**Problem description:** Leaving out all images, write out the records that follow exactly.

**The data:**
□ □ □ □ □ □ □

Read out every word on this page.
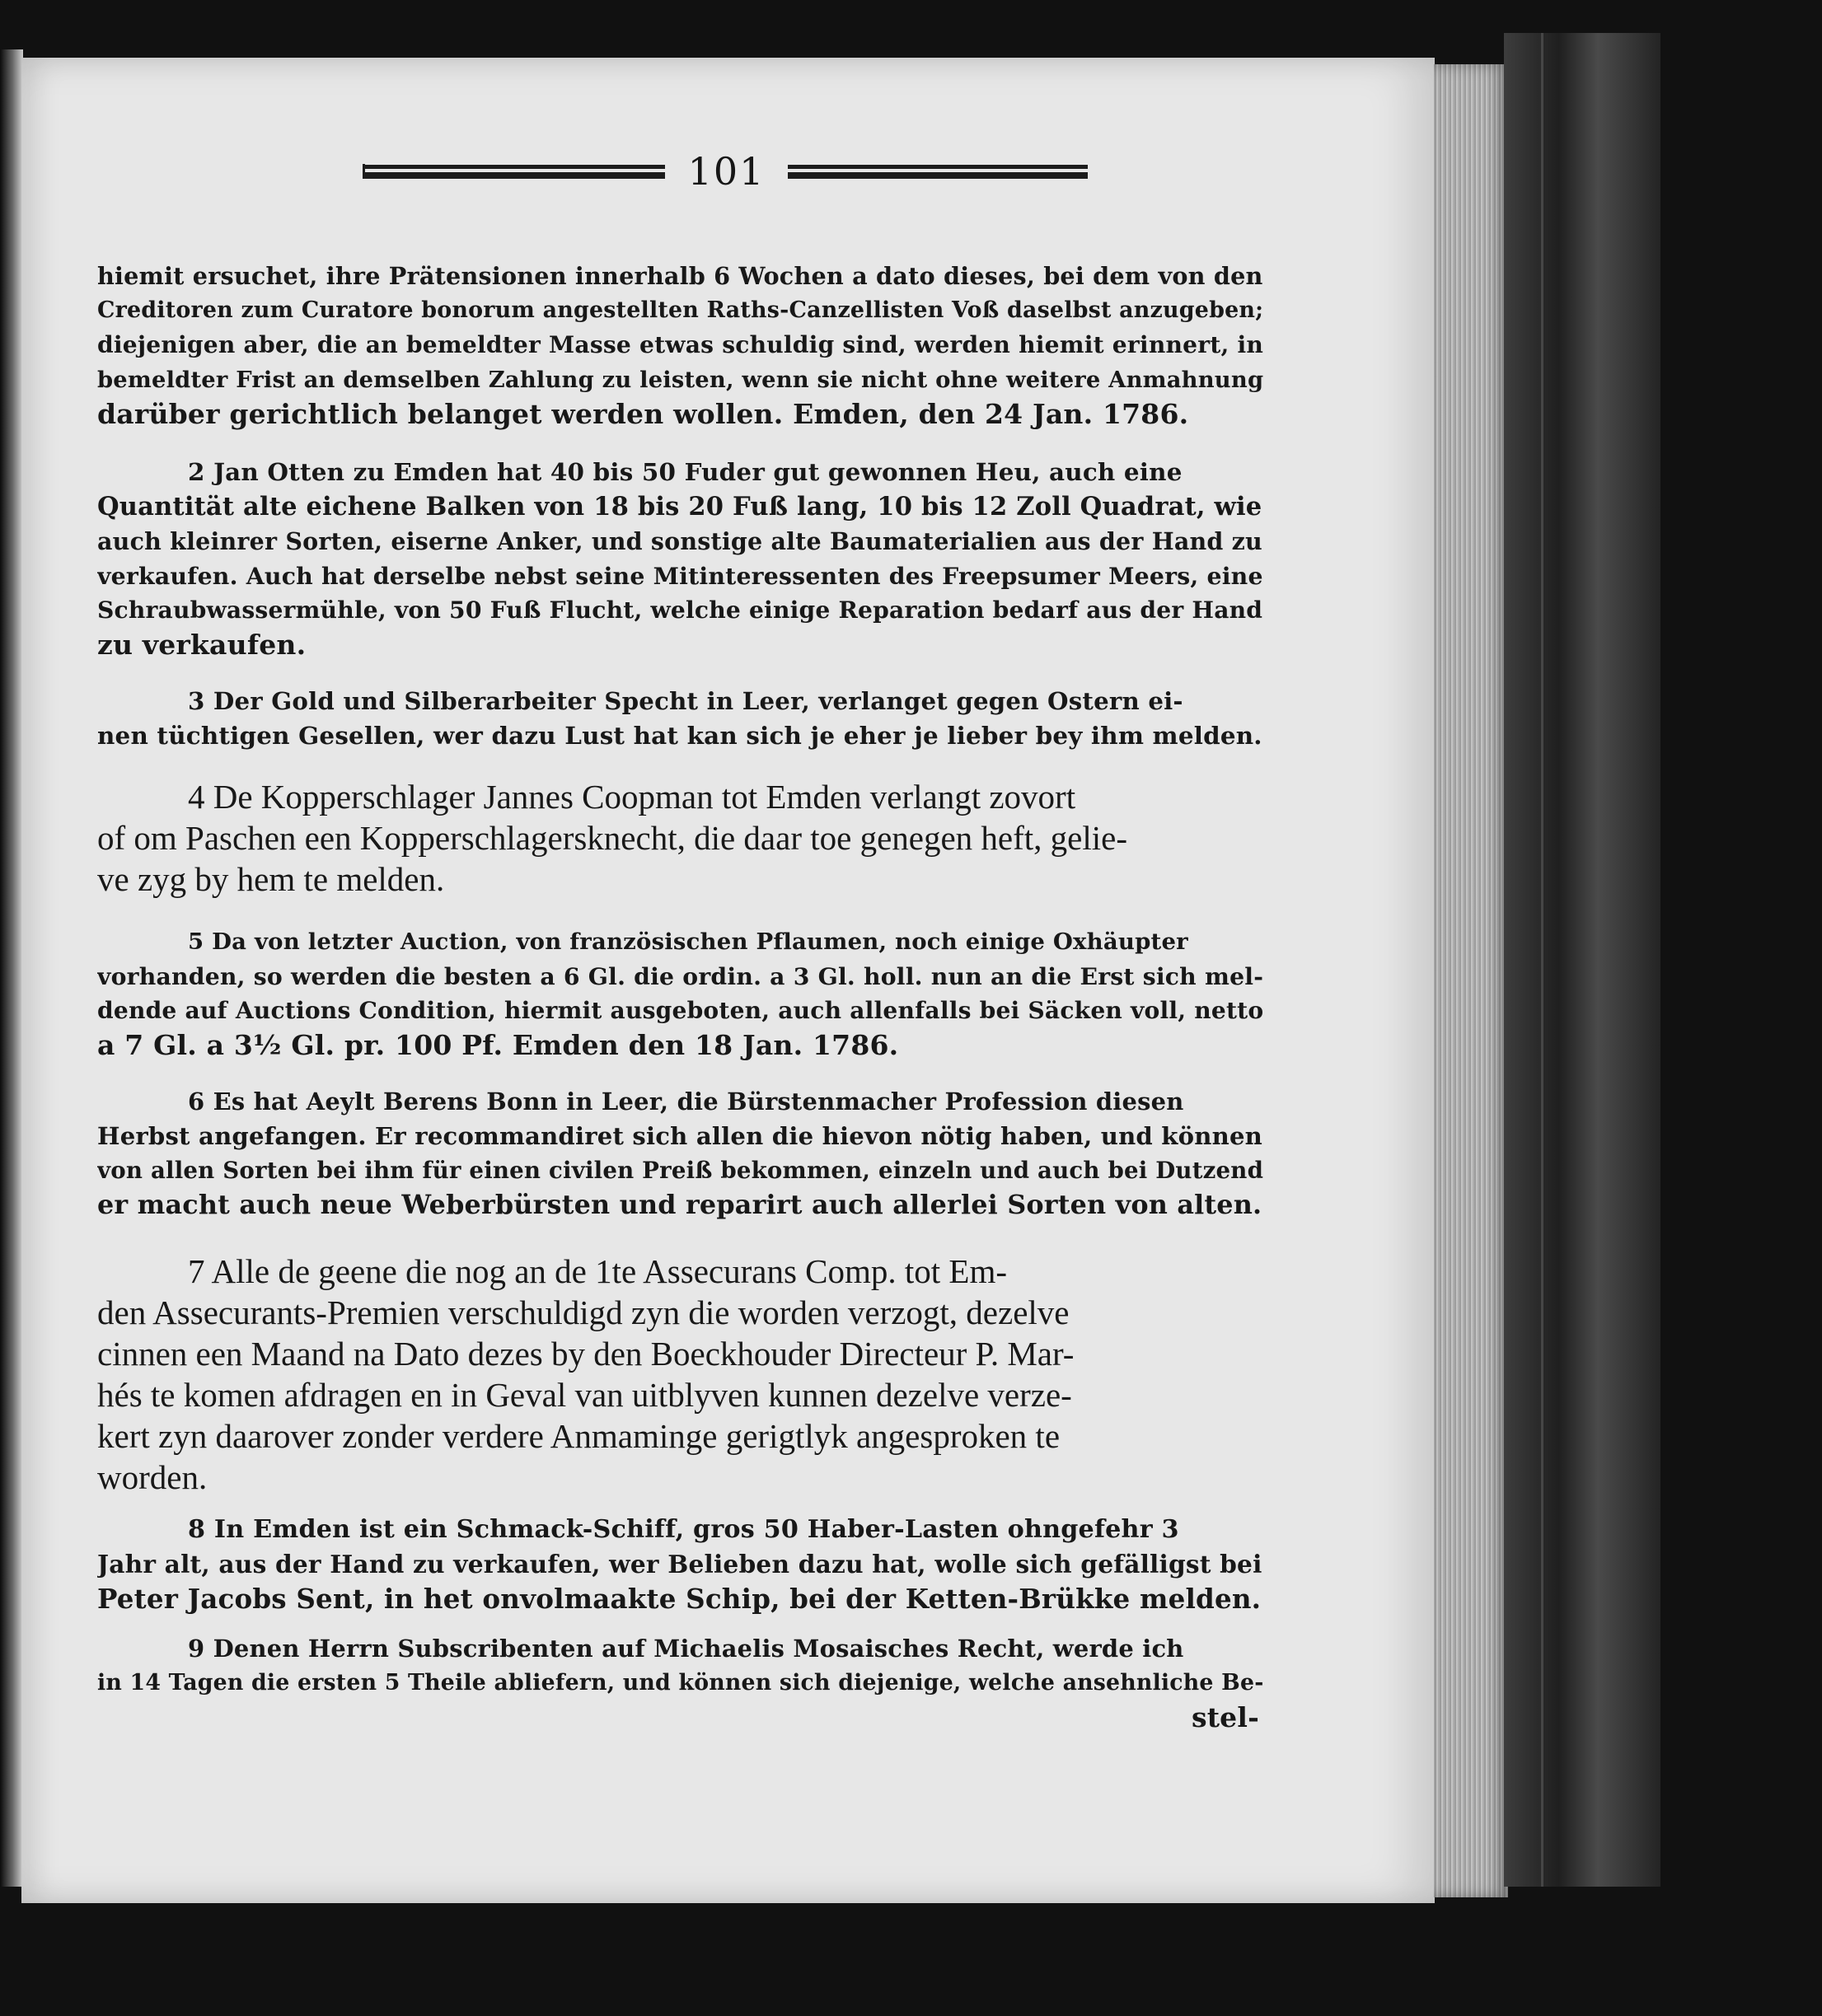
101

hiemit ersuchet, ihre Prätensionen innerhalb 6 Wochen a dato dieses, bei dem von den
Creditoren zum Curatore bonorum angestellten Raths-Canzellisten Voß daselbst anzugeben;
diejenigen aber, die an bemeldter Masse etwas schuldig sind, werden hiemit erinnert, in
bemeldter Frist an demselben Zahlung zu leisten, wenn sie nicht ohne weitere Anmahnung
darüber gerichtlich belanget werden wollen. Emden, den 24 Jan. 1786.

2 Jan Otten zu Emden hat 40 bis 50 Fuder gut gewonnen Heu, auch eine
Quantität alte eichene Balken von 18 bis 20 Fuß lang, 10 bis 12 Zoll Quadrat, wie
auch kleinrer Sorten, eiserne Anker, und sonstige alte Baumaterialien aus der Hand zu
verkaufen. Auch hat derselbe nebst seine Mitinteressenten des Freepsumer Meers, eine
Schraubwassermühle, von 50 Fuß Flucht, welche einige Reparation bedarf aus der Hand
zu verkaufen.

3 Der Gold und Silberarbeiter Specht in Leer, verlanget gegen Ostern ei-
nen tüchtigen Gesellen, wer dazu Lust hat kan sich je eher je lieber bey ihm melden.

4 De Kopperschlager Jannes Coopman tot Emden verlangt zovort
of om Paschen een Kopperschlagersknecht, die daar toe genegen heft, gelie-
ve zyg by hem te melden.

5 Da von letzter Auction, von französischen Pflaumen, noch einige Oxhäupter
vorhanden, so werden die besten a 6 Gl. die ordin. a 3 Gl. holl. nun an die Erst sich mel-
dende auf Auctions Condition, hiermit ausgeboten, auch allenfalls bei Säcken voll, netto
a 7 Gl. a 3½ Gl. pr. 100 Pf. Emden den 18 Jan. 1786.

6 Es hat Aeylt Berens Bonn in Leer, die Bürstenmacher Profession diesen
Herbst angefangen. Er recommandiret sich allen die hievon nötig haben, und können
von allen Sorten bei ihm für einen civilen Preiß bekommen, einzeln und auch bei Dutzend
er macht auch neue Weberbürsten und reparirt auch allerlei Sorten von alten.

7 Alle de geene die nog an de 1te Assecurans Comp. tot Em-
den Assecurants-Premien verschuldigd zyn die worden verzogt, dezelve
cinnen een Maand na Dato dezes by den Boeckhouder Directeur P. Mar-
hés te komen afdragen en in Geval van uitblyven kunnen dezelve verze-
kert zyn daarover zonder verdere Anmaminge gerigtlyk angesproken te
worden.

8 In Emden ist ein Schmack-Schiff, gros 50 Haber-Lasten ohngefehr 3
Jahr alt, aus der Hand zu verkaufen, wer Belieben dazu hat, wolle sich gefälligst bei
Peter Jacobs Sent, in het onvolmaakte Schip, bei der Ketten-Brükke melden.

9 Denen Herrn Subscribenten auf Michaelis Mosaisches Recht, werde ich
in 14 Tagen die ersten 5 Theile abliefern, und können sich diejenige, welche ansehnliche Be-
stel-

□ □ □ □ □ □ □

**Written response:**
Read out every word on this page.
101

hiemit ersuchet, ihre Prätensionen innerhalb 6 Wochen a dato dieses, bei dem von den
Creditoren zum Curatore bonorum angestellten Raths-Canzellisten Voß daselbst anzugeben;
diejenigen aber, die an bemeldter Masse etwas schuldig sind, werden hiemit erinnert, in
bemeldter Frist an demselben Zahlung zu leisten, wenn sie nicht ohne weitere Anmahnung
darüber gerichtlich belanget werden wollen. Emden, den 24 Jan. 1786.

2 Jan Otten zu Emden hat 40 bis 50 Fuder gut gewonnen Heu, auch eine
Quantität alte eichene Balken von 18 bis 20 Fuß lang, 10 bis 12 Zoll Quadrat, wie
auch kleinrer Sorten, eiserne Anker, und sonstige alte Baumaterialien aus der Hand zu
verkaufen. Auch hat derselbe nebst seine Mitinteressenten des Freepsumer Meers, eine
Schraubwassermühle, von 50 Fuß Flucht, welche einige Reparation bedarf aus der Hand
zu verkaufen.

3 Der Gold und Silberarbeiter Specht in Leer, verlanget gegen Ostern ei-
nen tüchtigen Gesellen, wer dazu Lust hat kan sich je eher je lieber bey ihm melden.

4 De Kopperschlager Jannes Coopman tot Emden verlangt zovort
of om Paschen een Kopperschlagersknecht, die daar toe genegen heft, gelie-
ve zyg by hem te melden.

5 Da von letzter Auction, von französischen Pflaumen, noch einige Oxhäupter
vorhanden, so werden die besten a 6 Gl. die ordin. a 3 Gl. holl. nun an die Erst sich mel-
dende auf Auctions Condition, hiermit ausgeboten, auch allenfalls bei Säcken voll, netto
a 7 Gl. a 3½ Gl. pr. 100 Pf. Emden den 18 Jan. 1786.

6 Es hat Aeylt Berens Bonn in Leer, die Bürstenmacher Profession diesen
Herbst angefangen. Er recommandiret sich allen die hievon nötig haben, und können
von allen Sorten bei ihm für einen civilen Preiß bekommen, einzeln und auch bei Dutzend
er macht auch neue Weberbürsten und reparirt auch allerlei Sorten von alten.

7 Alle de geene die nog an de 1te Assecurans Comp. tot Em-
den Assecurants-Premien verschuldigd zyn die worden verzogt, dezelve
cinnen een Maand na Dato dezes by den Boeckhouder Directeur P. Mar-
hés te komen afdragen en in Geval van uitblyven kunnen dezelve verze-
kert zyn daarover zonder verdere Anmaminge gerigtlyk angesproken te
worden.

8 In Emden ist ein Schmack-Schiff, gros 50 Haber-Lasten ohngefehr 3
Jahr alt, aus der Hand zu verkaufen, wer Belieben dazu hat, wolle sich gefälligst bei
Peter Jacobs Sent, in het onvolmaakte Schip, bei der Ketten-Brükke melden.

9 Denen Herrn Subscribenten auf Michaelis Mosaisches Recht, werde ich
in 14 Tagen die ersten 5 Theile abliefern, und können sich diejenige, welche ansehnliche Be-
stel-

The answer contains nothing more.